• _PROVIDED TEXT_
## Begin

2. The method of claim 1 wherein the injection of hydrocarbon
solvent is periodically terminated.
3. The method of claim 1 wherein said well is shut-in during step
(c).
4. The method of claim 1 further comprising repeating steps (c) and
(d) for a plurality of cycles.
5. The method of claim 1 wherein said production well is choked in
step (c) until the bottom-hole pressure of said production well has
increased to an amount of about 30 percent to about 90 percent of
the fluid injection pressure at the injection well during step (a).
Description
BACKGROUND OF THE INVENTION
1. Field of the Invention
This invention relates to the recovery of oil from subterranean
reservoirs, and more particularly to a new and improved thermal
recovery process wherein the oil and gas production is alternately
throttled at high and low rates.
2. Description of the Prior Art
In the recovery of petroleum crude oils from subterranean
reservoirs, it usally is possible to recover only a minor portion
of the oil originally in place in a reservoir by the so-called
primary recovery methods, i.e., those methods which utilize only
the natural forces present in the reservoir. Thus, a variety of
supplemental recovery techniques have been employed in order to
increase the recovery of oil from subterranean reservoirs. In these
supplemental techniques which are commonly referred to as secondary
recovery operations, although they may be primary or tertiary in
sequence of employing, energy is supplied to the reservoir as a
means of moving the oil in the reservoir to suitable production
wells through which it may be withdrawn to the surface of the
earth. Perhaps the most common secondary recovery processes are
those in which displacing fluids such as water or gas are injected
into an oil-bearing reservoir in order to displace the oil therein
to suitable production wells. Other widely known secondary recovery
or production stimulation processes are the so-called "huff and
puff" gas injection techniques such as the procedure disclosed by
U.S. Pat. No. 3,123,134 to J. R. Kyte et al In this procedure, the
reservoir typically is closed off to production and a suitable gas
such as air, natural gas, combustion products, etc., is injected
into the reservoir. Thereafter, gas injection is discontinued and
the reservoir is placed on production through the wells used for
gas injection and/or additional production wells.

## End

• _EXERCISE SET_
(1) Reproduce a passage from the oil recovery patent text word for word, starting at the words "2. The method" and ending after the words "during step (a).".
(2) In the oil recovery patent text, which U.S. patent is cited as disclosing a "huff and puff" gas injection procedure?

• _MATERIAL SUPPLIED_
## Begin

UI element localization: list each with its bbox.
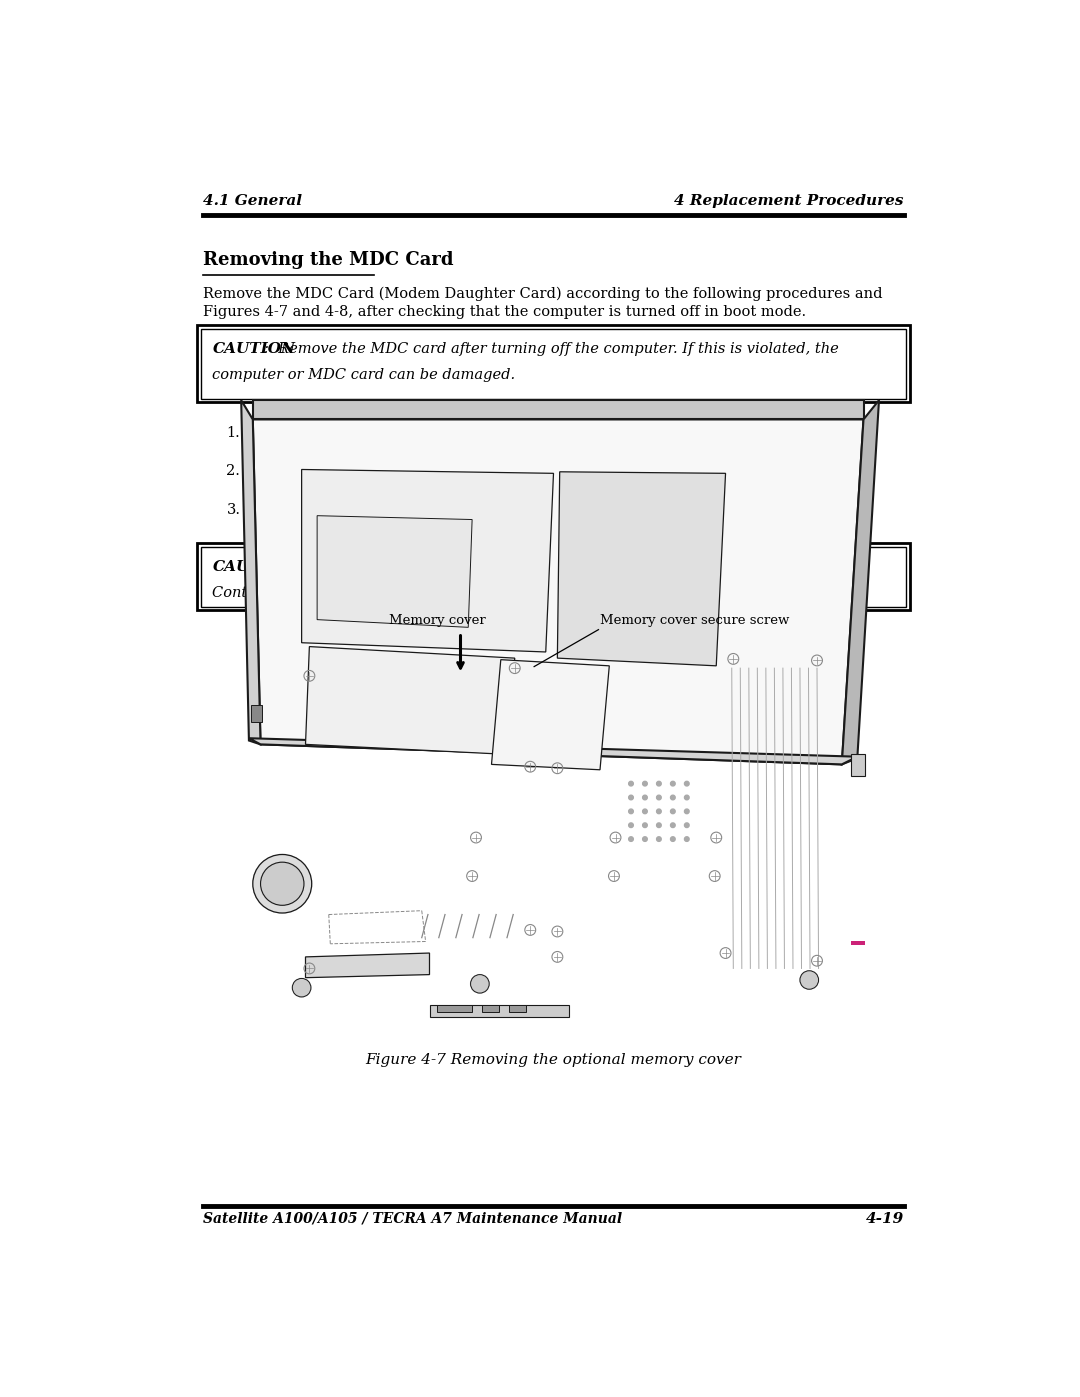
Polygon shape [248, 738, 858, 764]
Text: Figures 4-7 and 4-8, after checking that the computer is turned off in boot mode: Figures 4-7 and 4-8, after checking that… [203, 305, 807, 319]
Text: CAUTION: CAUTION [213, 560, 296, 574]
Circle shape [643, 795, 647, 800]
Circle shape [293, 978, 311, 997]
Bar [201, 548, 906, 606]
Text: Memory cover: Memory cover [389, 613, 486, 627]
Text: 4 Replacement Procedures: 4 Replacement Procedures [674, 194, 904, 208]
Text: CAUTION: CAUTION [213, 342, 296, 356]
Text: :  Remove the MDC card after turning off the computer. If this is violated, the: : Remove the MDC card after turning off … [265, 342, 839, 356]
Text: 1.: 1. [227, 426, 240, 440]
Polygon shape [306, 647, 515, 754]
Circle shape [657, 795, 661, 800]
Text: 4.1 General: 4.1 General [203, 194, 302, 208]
Circle shape [643, 823, 647, 827]
Circle shape [629, 823, 633, 827]
Bar [509, 1004, 526, 1013]
Circle shape [260, 862, 303, 905]
Polygon shape [253, 400, 864, 419]
Circle shape [685, 795, 689, 800]
Polygon shape [557, 472, 726, 666]
Circle shape [629, 809, 633, 813]
Circle shape [629, 781, 633, 787]
Circle shape [471, 975, 489, 993]
Text: 4-19: 4-19 [865, 1211, 904, 1225]
Circle shape [657, 837, 661, 841]
Circle shape [629, 795, 633, 800]
Text: Release the optional memory cover securing screw.: Release the optional memory cover securi… [249, 464, 633, 478]
Text: 2.: 2. [227, 464, 241, 478]
Polygon shape [491, 659, 609, 770]
Text: Remove the MDC Card (Modem Daughter Card) according to the following procedures : Remove the MDC Card (Modem Daughter Card… [203, 286, 882, 302]
Circle shape [685, 823, 689, 827]
Polygon shape [253, 419, 864, 764]
Circle shape [629, 837, 633, 841]
Circle shape [671, 837, 675, 841]
Bar [252, 705, 262, 722]
Bar [197, 326, 910, 402]
Polygon shape [841, 400, 879, 764]
Circle shape [657, 823, 661, 827]
Bar [851, 754, 865, 775]
Polygon shape [306, 953, 430, 978]
Bar [201, 330, 906, 398]
Circle shape [643, 837, 647, 841]
Bar [482, 1004, 499, 1013]
Text: Figure 4-7 Removing the optional memory cover: Figure 4-7 Removing the optional memory … [365, 1053, 742, 1067]
Bar [437, 1004, 472, 1013]
Circle shape [671, 795, 675, 800]
Text: :  Do not touch the connectors on the MDC card or in the computer.: : Do not touch the connectors on the MDC… [265, 560, 767, 574]
Polygon shape [318, 515, 472, 627]
Text: Removing the MDC Card: Removing the MDC Card [203, 251, 454, 268]
Polygon shape [241, 400, 260, 745]
Text: Remove the optional memory cover.: Remove the optional memory cover. [249, 503, 516, 517]
Text: Contaminated connectors can cause MDC card failures.: Contaminated connectors can cause MDC ca… [213, 585, 627, 599]
Circle shape [671, 781, 675, 787]
Circle shape [671, 809, 675, 813]
Circle shape [253, 855, 312, 914]
Circle shape [643, 809, 647, 813]
Text: Memory cover secure screw: Memory cover secure screw [600, 613, 789, 627]
Text: Turn the computer upside down.: Turn the computer upside down. [249, 426, 494, 440]
Circle shape [671, 823, 675, 827]
Circle shape [657, 809, 661, 813]
Text: Satellite A100/A105 / TECRA A7 Maintenance Manual: Satellite A100/A105 / TECRA A7 Maintenan… [203, 1211, 622, 1225]
Circle shape [643, 781, 647, 787]
Bar [430, 1006, 569, 1017]
Text: 3.: 3. [227, 503, 241, 517]
Text: computer or MDC card can be damaged.: computer or MDC card can be damaged. [213, 367, 515, 381]
Circle shape [657, 781, 661, 787]
Bar [197, 543, 910, 610]
Circle shape [685, 809, 689, 813]
Circle shape [685, 837, 689, 841]
Circle shape [685, 781, 689, 787]
Circle shape [800, 971, 819, 989]
Polygon shape [301, 469, 554, 652]
Bar [851, 940, 865, 946]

## End

• _THE RESULTS_
(1)
2. The method of claim 1 wherein the injection of hydrocarbon
solvent is periodically terminated.
3. The method of claim 1 wherein said well is shut-in during step
(c).
4. The method of claim 1 further comprising repeating steps (c) and
(d) for a plurality of cycles.
5. The method of claim 1 wherein said production well is choked in
step (c) until the bottom-hole pressure of said production well has
increased to an amount of about 30 percent to about 90 percent of
the fluid injection pressure at the injection well during step (a).

(2) U.S. Pat. No. 3,123,134, to J. R. Kyte et al.